[Supplied records]:

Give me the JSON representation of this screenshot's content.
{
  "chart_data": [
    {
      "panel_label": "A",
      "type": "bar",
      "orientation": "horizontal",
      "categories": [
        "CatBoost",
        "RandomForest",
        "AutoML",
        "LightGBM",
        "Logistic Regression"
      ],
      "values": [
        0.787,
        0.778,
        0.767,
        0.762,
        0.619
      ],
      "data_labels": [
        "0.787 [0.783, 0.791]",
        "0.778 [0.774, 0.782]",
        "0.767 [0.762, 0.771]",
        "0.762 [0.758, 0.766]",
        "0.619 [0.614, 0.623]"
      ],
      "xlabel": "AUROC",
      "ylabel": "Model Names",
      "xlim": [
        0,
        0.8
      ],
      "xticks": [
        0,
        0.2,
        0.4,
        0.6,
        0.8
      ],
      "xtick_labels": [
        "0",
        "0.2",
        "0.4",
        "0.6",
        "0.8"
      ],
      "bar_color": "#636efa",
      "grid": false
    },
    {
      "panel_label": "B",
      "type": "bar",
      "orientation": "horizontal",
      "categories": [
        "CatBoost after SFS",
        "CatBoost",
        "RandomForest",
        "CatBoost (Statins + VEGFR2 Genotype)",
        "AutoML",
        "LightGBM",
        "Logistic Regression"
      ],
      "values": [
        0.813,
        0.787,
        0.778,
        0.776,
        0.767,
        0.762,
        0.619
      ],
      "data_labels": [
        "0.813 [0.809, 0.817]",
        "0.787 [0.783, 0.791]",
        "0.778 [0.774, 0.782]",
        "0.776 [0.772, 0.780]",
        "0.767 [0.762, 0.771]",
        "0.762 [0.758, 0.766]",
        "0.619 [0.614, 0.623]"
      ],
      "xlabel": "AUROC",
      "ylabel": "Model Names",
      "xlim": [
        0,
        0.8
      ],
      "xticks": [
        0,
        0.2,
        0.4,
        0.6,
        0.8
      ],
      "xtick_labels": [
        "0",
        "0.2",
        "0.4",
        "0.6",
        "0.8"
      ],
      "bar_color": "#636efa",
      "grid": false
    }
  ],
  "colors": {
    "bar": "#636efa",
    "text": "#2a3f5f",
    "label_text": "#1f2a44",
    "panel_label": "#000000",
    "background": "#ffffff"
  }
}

...

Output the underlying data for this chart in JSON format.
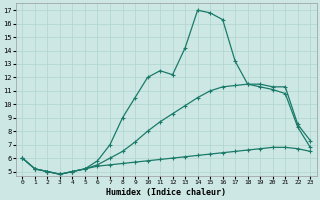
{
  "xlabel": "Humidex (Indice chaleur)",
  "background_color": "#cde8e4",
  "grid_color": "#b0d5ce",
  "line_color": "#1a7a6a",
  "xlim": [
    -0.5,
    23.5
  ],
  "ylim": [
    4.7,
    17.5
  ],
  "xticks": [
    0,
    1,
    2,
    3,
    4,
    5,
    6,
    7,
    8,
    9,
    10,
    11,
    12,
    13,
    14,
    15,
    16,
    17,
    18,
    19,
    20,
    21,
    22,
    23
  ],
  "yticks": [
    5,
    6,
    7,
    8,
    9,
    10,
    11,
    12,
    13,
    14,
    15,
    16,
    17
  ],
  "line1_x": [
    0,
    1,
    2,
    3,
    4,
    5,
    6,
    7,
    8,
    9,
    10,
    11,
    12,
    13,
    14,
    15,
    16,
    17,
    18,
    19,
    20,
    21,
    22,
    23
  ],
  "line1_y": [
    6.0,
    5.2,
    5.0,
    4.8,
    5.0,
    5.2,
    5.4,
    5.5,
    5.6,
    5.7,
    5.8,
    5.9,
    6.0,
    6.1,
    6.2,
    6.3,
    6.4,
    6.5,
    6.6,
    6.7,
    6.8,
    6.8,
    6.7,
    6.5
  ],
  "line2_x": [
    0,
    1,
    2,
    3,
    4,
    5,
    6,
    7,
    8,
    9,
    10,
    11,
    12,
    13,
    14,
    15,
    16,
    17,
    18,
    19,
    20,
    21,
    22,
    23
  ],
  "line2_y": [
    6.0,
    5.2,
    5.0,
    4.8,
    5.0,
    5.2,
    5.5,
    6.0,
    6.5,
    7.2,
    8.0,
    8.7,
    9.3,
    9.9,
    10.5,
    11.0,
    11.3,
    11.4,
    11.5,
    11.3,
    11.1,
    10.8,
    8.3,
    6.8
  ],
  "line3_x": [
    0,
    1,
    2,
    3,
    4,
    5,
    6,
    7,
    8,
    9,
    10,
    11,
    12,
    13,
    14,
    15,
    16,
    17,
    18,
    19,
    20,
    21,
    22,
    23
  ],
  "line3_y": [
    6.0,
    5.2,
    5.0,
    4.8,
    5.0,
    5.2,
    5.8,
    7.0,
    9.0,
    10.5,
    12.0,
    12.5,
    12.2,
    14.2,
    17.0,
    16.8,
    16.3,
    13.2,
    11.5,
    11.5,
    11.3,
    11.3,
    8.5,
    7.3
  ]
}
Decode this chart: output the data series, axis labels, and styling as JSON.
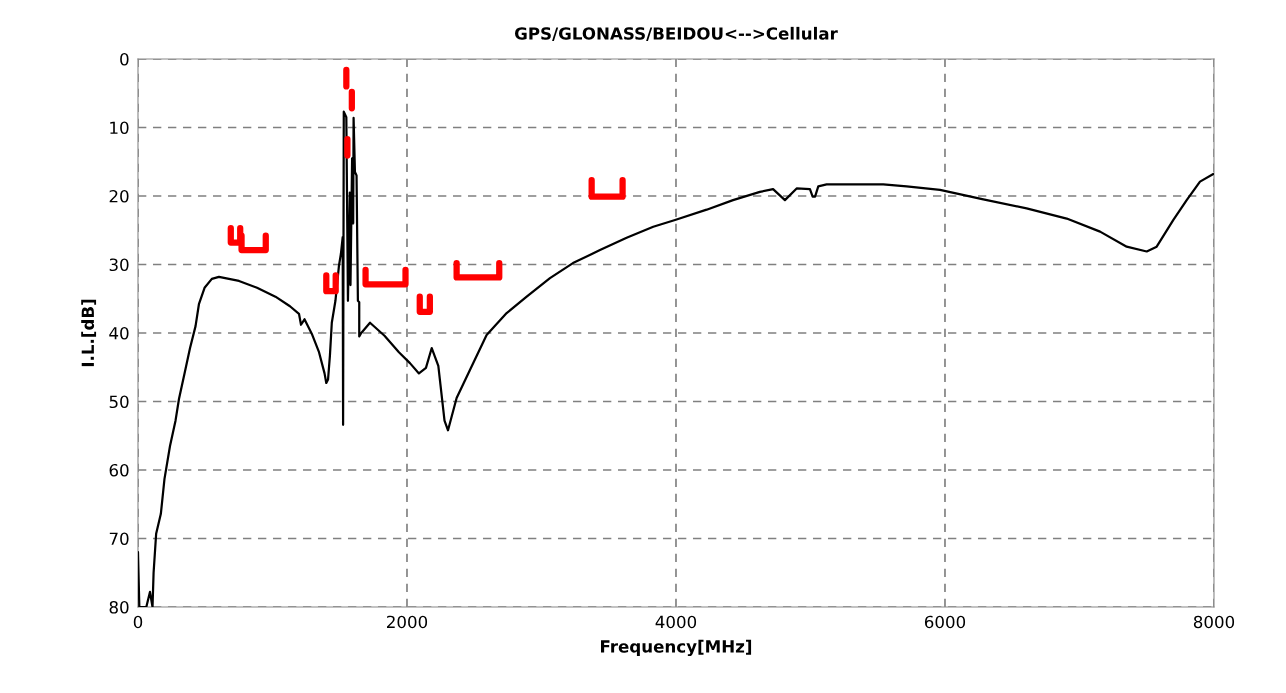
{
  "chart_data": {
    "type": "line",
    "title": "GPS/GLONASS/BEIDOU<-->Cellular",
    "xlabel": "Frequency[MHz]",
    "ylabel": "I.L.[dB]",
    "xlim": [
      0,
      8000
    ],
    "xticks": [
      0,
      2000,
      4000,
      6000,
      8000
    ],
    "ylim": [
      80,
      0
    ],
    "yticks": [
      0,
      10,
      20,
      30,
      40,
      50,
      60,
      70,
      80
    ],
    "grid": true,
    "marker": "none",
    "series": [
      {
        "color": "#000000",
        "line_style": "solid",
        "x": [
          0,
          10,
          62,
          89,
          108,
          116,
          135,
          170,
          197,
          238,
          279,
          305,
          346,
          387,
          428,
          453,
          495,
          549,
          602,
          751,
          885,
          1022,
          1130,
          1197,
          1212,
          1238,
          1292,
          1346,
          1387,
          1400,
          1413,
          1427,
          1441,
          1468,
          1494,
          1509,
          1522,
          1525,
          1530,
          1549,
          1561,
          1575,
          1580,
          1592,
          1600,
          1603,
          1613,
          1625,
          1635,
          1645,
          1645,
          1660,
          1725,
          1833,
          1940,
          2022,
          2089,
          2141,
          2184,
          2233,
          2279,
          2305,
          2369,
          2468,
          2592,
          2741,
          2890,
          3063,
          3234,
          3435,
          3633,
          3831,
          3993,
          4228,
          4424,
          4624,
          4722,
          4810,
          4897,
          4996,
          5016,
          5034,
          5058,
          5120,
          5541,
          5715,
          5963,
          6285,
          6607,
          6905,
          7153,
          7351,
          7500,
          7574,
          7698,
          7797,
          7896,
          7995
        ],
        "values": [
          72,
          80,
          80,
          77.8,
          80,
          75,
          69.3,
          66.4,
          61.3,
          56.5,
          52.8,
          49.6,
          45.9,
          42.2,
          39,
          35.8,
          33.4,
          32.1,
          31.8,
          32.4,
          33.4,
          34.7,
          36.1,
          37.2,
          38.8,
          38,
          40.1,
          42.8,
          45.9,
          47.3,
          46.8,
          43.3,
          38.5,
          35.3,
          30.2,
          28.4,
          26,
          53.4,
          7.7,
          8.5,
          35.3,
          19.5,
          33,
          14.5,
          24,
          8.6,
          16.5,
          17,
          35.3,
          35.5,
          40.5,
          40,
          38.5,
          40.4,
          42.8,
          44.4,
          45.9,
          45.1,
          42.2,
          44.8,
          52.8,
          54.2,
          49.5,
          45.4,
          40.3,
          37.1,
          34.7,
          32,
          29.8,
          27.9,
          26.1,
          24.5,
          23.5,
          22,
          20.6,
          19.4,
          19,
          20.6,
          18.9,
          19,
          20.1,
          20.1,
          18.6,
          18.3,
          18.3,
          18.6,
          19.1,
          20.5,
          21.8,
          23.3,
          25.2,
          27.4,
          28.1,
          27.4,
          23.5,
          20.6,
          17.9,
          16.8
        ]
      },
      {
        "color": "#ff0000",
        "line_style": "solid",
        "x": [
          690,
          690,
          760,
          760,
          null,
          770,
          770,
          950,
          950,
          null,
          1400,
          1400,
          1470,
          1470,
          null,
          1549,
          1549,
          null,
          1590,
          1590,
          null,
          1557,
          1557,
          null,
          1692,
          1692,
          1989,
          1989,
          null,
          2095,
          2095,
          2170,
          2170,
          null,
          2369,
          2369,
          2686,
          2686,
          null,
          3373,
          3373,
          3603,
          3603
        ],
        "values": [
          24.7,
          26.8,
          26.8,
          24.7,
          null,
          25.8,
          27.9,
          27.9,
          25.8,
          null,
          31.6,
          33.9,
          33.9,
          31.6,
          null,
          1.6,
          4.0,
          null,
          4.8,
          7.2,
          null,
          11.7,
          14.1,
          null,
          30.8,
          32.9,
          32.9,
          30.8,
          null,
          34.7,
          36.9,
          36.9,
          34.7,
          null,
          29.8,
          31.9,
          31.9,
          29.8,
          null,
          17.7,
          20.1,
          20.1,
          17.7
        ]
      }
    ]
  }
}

[Brief]: Copy every line above that holds the word "xlabel".

[Solution to this problem]:
      "xlabel": "AUROC",
      "xlabel": "AUROC",
  "xlabel": "Humidex (Indice chaleur)",
    "xlabel": "Frequency[MHz]",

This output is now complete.